**Directive**
Lines containing the string "local" are to be collected in full.

+++

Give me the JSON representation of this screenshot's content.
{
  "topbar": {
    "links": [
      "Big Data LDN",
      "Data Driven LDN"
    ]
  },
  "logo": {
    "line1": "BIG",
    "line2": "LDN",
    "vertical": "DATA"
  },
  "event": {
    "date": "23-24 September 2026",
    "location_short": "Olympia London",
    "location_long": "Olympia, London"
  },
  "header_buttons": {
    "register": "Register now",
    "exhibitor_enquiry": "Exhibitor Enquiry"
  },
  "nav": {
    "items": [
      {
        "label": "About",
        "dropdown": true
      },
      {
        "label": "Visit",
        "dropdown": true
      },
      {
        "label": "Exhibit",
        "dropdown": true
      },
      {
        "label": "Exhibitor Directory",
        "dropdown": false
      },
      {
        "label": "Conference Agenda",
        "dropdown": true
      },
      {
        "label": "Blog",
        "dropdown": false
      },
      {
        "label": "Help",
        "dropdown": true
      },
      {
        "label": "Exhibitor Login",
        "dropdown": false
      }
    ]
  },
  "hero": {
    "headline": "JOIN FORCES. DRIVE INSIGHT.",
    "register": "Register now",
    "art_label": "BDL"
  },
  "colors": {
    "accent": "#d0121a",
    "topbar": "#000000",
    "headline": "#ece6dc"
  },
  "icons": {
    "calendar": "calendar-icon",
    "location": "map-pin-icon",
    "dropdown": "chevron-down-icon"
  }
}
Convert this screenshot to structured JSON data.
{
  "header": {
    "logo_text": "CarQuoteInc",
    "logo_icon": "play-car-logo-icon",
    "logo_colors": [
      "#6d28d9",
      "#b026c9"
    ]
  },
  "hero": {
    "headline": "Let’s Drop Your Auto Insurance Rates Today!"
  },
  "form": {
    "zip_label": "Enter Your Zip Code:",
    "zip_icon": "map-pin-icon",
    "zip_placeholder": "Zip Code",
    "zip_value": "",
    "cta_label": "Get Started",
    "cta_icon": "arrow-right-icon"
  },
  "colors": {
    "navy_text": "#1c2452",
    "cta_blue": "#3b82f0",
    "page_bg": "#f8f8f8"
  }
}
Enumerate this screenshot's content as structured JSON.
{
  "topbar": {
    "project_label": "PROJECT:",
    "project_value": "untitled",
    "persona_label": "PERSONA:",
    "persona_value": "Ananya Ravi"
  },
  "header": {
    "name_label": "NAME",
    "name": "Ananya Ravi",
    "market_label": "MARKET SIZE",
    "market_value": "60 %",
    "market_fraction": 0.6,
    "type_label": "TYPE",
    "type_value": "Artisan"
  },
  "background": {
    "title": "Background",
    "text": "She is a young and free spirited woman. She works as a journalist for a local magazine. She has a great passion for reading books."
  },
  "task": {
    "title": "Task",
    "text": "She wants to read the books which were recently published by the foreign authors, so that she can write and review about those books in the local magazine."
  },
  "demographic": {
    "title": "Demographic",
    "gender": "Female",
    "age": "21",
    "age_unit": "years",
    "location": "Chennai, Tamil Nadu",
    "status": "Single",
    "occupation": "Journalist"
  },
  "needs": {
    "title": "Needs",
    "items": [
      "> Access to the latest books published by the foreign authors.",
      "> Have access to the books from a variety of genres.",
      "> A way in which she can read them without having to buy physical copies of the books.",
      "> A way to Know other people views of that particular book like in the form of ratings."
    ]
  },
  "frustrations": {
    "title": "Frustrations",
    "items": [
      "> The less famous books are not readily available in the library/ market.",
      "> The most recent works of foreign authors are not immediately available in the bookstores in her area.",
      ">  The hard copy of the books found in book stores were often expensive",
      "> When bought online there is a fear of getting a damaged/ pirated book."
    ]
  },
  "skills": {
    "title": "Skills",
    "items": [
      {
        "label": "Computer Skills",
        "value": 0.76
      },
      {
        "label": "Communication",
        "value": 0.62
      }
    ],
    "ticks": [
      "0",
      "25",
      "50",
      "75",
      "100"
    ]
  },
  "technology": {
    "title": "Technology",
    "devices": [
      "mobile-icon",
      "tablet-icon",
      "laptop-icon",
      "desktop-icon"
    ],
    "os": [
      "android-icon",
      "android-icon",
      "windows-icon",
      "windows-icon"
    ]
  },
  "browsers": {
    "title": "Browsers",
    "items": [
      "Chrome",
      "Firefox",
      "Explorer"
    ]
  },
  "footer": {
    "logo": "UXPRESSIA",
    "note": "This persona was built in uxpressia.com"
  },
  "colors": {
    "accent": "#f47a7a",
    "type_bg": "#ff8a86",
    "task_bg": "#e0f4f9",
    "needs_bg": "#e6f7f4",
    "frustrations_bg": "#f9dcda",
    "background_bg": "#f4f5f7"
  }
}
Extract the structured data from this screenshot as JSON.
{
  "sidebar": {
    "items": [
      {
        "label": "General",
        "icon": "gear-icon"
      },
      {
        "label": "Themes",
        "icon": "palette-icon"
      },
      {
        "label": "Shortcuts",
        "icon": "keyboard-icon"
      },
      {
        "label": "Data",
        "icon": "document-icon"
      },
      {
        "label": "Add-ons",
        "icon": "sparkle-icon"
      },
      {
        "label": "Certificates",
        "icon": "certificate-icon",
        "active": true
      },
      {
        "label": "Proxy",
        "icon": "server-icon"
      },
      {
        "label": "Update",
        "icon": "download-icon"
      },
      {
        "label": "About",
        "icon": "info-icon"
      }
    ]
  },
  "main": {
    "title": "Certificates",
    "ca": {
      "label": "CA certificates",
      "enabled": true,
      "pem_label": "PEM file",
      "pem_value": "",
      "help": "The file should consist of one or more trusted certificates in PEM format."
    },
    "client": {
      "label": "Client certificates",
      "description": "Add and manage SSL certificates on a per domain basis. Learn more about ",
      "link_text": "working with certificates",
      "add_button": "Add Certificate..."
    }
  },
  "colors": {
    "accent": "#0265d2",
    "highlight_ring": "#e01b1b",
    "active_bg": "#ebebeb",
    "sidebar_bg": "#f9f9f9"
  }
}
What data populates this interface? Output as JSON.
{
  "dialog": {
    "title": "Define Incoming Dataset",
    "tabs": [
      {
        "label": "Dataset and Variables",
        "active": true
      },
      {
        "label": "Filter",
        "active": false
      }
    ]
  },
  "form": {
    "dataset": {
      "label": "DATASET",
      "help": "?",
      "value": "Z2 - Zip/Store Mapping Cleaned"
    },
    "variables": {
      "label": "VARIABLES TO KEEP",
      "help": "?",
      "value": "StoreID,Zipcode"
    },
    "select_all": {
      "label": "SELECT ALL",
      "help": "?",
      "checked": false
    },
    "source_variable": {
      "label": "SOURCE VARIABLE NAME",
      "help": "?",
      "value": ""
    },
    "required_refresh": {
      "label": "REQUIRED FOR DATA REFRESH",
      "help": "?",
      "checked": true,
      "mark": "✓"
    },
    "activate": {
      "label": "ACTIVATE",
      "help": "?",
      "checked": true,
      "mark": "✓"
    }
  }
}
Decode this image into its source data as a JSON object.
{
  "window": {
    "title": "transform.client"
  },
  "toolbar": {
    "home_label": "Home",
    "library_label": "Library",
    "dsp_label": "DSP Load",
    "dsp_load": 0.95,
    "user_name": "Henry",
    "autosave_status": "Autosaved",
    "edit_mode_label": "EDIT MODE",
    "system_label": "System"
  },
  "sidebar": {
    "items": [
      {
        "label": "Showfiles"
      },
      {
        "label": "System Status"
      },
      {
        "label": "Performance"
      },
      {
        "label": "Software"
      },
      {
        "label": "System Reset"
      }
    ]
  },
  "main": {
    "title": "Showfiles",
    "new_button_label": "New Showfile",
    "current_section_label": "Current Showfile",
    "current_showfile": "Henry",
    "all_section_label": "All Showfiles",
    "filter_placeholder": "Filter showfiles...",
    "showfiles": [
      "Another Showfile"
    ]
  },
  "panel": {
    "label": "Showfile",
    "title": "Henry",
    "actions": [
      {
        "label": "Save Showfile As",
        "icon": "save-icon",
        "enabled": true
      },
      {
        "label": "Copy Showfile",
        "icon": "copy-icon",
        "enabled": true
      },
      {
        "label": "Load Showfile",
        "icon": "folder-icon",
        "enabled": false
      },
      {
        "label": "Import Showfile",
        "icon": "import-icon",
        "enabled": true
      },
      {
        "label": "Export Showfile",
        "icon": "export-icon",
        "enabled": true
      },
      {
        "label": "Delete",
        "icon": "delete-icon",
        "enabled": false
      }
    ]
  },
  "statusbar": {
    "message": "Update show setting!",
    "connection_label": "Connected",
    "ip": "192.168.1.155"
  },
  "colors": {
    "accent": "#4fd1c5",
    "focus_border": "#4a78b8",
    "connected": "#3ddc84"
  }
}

+++

**Complete response**
    "text": "She is a young and free spirited woman. She works as a journalist for a local magazine. She has a great passion for reading books."
    "text": "She wants to read the books which were recently published by the foreign authors, so that she can write and review about those books in the local magazine."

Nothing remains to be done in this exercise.